PROBLEM TO SOLVE:
The records are to be restated in their entirety, word for word.

SUPPLIED RECORDS:

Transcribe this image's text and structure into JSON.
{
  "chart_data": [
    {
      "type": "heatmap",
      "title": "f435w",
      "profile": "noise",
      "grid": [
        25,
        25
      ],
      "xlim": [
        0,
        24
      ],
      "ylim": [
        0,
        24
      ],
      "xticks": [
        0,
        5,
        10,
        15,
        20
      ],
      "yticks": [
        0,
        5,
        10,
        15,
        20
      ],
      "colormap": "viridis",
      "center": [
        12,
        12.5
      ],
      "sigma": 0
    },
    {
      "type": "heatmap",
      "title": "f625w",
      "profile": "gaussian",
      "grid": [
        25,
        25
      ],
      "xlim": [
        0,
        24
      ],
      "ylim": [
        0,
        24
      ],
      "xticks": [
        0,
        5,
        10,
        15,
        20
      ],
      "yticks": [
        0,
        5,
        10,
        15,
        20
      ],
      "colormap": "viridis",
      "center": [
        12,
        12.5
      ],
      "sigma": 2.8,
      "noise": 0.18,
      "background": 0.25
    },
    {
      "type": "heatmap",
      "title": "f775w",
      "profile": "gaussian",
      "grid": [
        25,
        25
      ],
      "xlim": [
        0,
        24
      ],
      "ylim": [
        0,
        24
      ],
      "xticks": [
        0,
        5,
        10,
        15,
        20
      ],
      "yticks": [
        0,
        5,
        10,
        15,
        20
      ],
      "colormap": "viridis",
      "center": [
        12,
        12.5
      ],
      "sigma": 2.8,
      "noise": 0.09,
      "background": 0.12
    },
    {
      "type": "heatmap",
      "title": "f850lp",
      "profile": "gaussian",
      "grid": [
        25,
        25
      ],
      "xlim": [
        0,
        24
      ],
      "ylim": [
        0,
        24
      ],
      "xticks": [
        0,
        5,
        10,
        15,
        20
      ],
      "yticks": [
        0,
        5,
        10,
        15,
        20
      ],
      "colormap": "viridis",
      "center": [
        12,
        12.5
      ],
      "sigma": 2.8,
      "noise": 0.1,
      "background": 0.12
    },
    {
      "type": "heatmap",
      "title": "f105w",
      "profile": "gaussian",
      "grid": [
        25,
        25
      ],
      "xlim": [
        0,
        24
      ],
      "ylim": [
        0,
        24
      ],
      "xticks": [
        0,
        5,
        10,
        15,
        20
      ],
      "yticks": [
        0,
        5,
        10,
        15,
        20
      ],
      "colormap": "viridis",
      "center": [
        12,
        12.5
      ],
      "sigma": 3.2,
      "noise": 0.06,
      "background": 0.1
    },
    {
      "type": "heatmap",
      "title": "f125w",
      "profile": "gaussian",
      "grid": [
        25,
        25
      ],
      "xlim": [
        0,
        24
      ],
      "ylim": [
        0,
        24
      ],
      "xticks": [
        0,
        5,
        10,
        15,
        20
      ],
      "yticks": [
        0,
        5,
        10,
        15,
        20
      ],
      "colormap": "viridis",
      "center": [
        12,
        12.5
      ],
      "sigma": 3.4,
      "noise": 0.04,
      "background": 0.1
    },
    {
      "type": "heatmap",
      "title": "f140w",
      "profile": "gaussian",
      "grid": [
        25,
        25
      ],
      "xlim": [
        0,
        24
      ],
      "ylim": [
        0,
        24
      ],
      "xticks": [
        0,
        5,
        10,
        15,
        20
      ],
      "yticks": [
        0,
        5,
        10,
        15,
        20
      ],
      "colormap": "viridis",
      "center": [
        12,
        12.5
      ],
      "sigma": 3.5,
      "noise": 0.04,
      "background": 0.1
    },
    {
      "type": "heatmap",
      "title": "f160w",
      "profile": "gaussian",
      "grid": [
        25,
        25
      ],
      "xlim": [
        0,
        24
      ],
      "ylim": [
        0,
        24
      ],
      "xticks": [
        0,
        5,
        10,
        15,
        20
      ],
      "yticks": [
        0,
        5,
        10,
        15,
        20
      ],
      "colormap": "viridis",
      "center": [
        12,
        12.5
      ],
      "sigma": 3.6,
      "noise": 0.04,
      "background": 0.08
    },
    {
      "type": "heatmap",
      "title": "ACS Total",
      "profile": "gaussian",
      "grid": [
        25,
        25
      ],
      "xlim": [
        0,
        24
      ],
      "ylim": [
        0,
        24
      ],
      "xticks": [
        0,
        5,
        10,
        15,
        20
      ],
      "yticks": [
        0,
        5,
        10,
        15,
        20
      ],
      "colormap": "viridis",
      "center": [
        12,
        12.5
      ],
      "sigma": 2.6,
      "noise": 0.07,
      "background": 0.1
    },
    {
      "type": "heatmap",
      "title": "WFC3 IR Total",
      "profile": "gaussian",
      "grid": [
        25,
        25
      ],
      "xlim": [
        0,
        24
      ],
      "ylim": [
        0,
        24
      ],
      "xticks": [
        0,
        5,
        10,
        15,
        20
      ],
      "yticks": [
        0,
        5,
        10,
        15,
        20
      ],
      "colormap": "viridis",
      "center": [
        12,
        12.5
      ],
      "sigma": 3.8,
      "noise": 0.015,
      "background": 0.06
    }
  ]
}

SOLUTION FOR THIS PROBLEM:
Transcribe this image's text and structure into JSON.
{
  "chart_data": [
    {
      "type": "heatmap",
      "title": "f435w",
      "profile": "noise",
      "grid": [
        25,
        25
      ],
      "xlim": [
        0,
        24
      ],
      "ylim": [
        0,
        24
      ],
      "xticks": [
        0,
        5,
        10,
        15,
        20
      ],
      "yticks": [
        0,
        5,
        10,
        15,
        20
      ],
      "colormap": "viridis",
      "center": [
        12,
        12.5
      ],
      "sigma": 0
    },
    {
      "type": "heatmap",
      "title": "f625w",
      "profile": "gaussian",
      "grid": [
        25,
        25
      ],
      "xlim": [
        0,
        24
      ],
      "ylim": [
        0,
        24
      ],
      "xticks": [
        0,
        5,
        10,
        15,
        20
      ],
      "yticks": [
        0,
        5,
        10,
        15,
        20
      ],
      "colormap": "viridis",
      "center": [
        12,
        12.5
      ],
      "sigma": 2.8,
      "noise": 0.18,
      "background": 0.25
    },
    {
      "type": "heatmap",
      "title": "f775w",
      "profile": "gaussian",
      "grid": [
        25,
        25
      ],
      "xlim": [
        0,
        24
      ],
      "ylim": [
        0,
        24
      ],
      "xticks": [
        0,
        5,
        10,
        15,
        20
      ],
      "yticks": [
        0,
        5,
        10,
        15,
        20
      ],
      "colormap": "viridis",
      "center": [
        12,
        12.5
      ],
      "sigma": 2.8,
      "noise": 0.09,
      "background": 0.12
    },
    {
      "type": "heatmap",
      "title": "f850lp",
      "profile": "gaussian",
      "grid": [
        25,
        25
      ],
      "xlim": [
        0,
        24
      ],
      "ylim": [
        0,
        24
      ],
      "xticks": [
        0,
        5,
        10,
        15,
        20
      ],
      "yticks": [
        0,
        5,
        10,
        15,
        20
      ],
      "colormap": "viridis",
      "center": [
        12,
        12.5
      ],
      "sigma": 2.8,
      "noise": 0.1,
      "background": 0.12
    },
    {
      "type": "heatmap",
      "title": "f105w",
      "profile": "gaussian",
      "grid": [
        25,
        25
      ],
      "xlim": [
        0,
        24
      ],
      "ylim": [
        0,
        24
      ],
      "xticks": [
        0,
        5,
        10,
        15,
        20
      ],
      "yticks": [
        0,
        5,
        10,
        15,
        20
      ],
      "colormap": "viridis",
      "center": [
        12,
        12.5
      ],
      "sigma": 3.2,
      "noise": 0.06,
      "background": 0.1
    },
    {
      "type": "heatmap",
      "title": "f125w",
      "profile": "gaussian",
      "grid": [
        25,
        25
      ],
      "xlim": [
        0,
        24
      ],
      "ylim": [
        0,
        24
      ],
      "xticks": [
        0,
        5,
        10,
        15,
        20
      ],
      "yticks": [
        0,
        5,
        10,
        15,
        20
      ],
      "colormap": "viridis",
      "center": [
        12,
        12.5
      ],
      "sigma": 3.4,
      "noise": 0.04,
      "background": 0.1
    },
    {
      "type": "heatmap",
      "title": "f140w",
      "profile": "gaussian",
      "grid": [
        25,
        25
      ],
      "xlim": [
        0,
        24
      ],
      "ylim": [
        0,
        24
      ],
      "xticks": [
        0,
        5,
        10,
        15,
        20
      ],
      "yticks": [
        0,
        5,
        10,
        15,
        20
      ],
      "colormap": "viridis",
      "center": [
        12,
        12.5
      ],
      "sigma": 3.5,
      "noise": 0.04,
      "background": 0.1
    },
    {
      "type": "heatmap",
      "title": "f160w",
      "profile": "gaussian",
      "grid": [
        25,
        25
      ],
      "xlim": [
        0,
        24
      ],
      "ylim": [
        0,
        24
      ],
      "xticks": [
        0,
        5,
        10,
        15,
        20
      ],
      "yticks": [
        0,
        5,
        10,
        15,
        20
      ],
      "colormap": "viridis",
      "center": [
        12,
        12.5
      ],
      "sigma": 3.6,
      "noise": 0.04,
      "background": 0.08
    },
    {
      "type": "heatmap",
      "title": "ACS Total",
      "profile": "gaussian",
      "grid": [
        25,
        25
      ],
      "xlim": [
        0,
        24
      ],
      "ylim": [
        0,
        24
      ],
      "xticks": [
        0,
        5,
        10,
        15,
        20
      ],
      "yticks": [
        0,
        5,
        10,
        15,
        20
      ],
      "colormap": "viridis",
      "center": [
        12,
        12.5
      ],
      "sigma": 2.6,
      "noise": 0.07,
      "background": 0.1
    },
    {
      "type": "heatmap",
      "title": "WFC3 IR Total",
      "profile": "gaussian",
      "grid": [
        25,
        25
      ],
      "xlim": [
        0,
        24
      ],
      "ylim": [
        0,
        24
      ],
      "xticks": [
        0,
        5,
        10,
        15,
        20
      ],
      "yticks": [
        0,
        5,
        10,
        15,
        20
      ],
      "colormap": "viridis",
      "center": [
        12,
        12.5
      ],
      "sigma": 3.8,
      "noise": 0.015,
      "background": 0.06
    }
  ]
}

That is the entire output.